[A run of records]
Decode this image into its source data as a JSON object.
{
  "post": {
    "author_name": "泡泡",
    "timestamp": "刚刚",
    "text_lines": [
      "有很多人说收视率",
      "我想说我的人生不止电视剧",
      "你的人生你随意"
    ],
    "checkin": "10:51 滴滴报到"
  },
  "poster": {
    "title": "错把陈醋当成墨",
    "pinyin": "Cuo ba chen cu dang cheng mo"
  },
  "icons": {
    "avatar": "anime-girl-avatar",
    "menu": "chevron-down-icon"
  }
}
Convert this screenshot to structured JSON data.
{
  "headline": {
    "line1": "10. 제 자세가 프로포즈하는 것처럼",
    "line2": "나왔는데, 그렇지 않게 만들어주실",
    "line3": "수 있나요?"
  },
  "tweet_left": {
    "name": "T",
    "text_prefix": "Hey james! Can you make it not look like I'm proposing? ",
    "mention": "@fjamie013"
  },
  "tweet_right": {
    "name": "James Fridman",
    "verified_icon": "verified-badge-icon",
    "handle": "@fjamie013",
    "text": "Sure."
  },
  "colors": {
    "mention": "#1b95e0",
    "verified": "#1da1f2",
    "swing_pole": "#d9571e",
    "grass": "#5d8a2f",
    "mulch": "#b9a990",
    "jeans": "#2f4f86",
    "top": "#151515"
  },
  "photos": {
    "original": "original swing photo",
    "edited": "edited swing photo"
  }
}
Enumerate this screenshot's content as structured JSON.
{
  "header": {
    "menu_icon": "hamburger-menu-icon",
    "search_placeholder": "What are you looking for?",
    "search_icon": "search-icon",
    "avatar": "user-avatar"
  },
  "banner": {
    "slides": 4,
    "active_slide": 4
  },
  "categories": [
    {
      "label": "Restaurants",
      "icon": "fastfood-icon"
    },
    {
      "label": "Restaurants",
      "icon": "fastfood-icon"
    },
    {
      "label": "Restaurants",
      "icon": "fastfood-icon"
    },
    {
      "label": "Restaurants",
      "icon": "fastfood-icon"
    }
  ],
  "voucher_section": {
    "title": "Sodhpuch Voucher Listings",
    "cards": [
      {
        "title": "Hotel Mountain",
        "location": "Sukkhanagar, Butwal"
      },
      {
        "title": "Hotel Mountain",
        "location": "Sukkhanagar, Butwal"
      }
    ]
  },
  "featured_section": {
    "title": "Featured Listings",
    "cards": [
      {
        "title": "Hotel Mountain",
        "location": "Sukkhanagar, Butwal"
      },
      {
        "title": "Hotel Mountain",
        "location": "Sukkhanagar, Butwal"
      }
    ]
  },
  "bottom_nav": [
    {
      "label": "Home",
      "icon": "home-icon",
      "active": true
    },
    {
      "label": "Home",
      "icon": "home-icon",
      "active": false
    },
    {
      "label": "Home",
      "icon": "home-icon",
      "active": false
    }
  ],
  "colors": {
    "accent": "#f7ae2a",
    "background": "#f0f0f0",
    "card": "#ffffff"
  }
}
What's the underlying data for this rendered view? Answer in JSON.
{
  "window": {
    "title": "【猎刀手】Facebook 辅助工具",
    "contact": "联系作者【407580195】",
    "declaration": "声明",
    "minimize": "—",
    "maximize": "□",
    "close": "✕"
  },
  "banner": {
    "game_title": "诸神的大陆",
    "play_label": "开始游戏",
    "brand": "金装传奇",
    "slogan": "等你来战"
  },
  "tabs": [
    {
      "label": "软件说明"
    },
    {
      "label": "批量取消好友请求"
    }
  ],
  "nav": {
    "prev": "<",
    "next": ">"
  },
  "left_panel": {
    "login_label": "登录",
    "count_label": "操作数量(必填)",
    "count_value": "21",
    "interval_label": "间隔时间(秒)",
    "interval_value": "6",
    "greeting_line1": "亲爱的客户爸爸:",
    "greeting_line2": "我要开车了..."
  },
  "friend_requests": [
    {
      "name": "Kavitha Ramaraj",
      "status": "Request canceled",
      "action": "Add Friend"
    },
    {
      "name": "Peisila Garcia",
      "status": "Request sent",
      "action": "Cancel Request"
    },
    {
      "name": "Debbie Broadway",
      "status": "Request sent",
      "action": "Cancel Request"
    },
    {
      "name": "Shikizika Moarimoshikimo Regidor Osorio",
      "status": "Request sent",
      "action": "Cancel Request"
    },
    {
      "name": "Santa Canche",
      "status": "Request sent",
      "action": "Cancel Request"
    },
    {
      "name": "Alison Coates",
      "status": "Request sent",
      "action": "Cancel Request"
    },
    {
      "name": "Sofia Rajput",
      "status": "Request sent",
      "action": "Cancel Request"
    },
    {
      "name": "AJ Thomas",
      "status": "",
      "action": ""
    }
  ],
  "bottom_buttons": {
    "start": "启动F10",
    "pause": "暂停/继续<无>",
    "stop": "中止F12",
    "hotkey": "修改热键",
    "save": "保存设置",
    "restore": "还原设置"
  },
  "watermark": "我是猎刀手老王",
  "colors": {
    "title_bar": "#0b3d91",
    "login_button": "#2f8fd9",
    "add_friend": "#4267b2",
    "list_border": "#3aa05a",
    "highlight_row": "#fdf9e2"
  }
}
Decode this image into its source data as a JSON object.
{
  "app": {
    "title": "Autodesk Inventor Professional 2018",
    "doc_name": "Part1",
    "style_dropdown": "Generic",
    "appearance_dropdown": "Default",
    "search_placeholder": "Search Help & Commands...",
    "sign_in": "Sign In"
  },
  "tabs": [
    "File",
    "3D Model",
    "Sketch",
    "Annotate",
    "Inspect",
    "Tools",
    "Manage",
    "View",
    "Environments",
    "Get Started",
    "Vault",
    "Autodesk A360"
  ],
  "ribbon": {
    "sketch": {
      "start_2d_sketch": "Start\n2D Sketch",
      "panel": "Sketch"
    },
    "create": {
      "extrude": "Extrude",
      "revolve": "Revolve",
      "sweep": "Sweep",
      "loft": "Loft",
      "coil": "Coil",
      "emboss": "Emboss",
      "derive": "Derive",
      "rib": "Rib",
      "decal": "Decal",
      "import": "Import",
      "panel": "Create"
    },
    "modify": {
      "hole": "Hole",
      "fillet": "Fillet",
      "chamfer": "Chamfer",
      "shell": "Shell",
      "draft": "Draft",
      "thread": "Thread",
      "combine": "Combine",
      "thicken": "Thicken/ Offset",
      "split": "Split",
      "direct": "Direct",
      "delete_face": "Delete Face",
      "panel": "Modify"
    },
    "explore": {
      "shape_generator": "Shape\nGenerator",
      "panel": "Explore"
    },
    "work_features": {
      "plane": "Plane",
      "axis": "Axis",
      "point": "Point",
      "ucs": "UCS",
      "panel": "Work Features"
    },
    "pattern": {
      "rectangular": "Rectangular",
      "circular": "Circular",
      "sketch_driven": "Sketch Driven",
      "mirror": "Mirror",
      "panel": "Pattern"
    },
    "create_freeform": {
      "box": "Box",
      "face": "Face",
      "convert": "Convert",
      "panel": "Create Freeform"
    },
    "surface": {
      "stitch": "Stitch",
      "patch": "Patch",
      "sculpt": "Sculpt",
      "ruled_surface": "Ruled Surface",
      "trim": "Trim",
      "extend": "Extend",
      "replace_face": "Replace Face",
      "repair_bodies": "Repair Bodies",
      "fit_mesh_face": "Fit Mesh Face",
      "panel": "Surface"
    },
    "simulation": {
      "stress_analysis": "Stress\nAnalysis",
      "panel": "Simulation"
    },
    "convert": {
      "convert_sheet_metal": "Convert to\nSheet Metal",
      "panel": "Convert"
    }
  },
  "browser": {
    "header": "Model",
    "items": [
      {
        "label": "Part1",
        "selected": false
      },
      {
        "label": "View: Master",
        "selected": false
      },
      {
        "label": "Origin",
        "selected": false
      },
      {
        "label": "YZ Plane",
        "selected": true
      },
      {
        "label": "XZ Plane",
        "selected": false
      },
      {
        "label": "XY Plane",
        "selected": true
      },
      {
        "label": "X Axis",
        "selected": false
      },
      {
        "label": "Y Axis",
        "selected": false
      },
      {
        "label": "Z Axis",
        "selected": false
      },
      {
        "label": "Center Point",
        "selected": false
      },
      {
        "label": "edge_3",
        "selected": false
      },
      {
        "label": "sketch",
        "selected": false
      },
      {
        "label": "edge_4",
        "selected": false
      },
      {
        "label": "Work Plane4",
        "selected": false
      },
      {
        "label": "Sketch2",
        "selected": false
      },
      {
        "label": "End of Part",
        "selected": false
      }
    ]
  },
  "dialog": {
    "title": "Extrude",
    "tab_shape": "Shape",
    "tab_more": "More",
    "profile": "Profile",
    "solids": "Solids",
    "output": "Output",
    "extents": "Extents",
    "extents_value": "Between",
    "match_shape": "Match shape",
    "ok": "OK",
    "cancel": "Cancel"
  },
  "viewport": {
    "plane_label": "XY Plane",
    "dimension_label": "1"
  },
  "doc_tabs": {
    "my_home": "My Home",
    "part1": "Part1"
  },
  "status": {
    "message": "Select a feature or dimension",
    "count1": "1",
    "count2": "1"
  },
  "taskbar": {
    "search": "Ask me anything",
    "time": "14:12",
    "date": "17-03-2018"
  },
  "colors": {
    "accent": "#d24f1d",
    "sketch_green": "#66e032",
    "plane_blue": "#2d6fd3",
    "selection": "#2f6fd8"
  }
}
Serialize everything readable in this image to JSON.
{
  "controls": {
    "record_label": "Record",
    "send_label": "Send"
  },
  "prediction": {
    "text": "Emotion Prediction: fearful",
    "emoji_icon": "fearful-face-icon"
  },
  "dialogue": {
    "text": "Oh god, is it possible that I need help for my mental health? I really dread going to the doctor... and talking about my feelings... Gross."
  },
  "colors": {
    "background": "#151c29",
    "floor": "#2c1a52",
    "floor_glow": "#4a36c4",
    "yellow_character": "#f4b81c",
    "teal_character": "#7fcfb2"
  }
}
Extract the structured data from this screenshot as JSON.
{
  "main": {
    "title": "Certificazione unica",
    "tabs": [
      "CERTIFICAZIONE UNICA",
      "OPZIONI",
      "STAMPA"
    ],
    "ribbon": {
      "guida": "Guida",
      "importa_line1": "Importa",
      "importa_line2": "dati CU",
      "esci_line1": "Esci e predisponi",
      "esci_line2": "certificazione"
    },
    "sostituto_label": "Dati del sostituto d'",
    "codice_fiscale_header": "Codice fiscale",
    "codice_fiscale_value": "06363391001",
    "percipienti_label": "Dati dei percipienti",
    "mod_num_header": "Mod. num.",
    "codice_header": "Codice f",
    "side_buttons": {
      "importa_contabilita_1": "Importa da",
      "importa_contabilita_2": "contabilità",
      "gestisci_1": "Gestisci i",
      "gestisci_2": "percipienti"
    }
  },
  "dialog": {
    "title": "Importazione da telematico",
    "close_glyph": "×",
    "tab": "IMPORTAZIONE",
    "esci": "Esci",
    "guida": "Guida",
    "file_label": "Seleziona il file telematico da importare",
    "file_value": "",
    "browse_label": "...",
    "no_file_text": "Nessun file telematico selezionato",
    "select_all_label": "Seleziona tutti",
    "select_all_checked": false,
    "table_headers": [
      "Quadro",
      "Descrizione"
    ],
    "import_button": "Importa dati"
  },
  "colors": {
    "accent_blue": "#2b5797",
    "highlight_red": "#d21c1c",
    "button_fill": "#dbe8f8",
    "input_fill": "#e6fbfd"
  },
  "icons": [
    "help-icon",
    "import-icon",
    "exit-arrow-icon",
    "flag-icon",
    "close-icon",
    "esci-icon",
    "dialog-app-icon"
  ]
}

[Instructions for the task]: Report the number of lines above containing the word "data", with no other text.

[Exercise response]: 5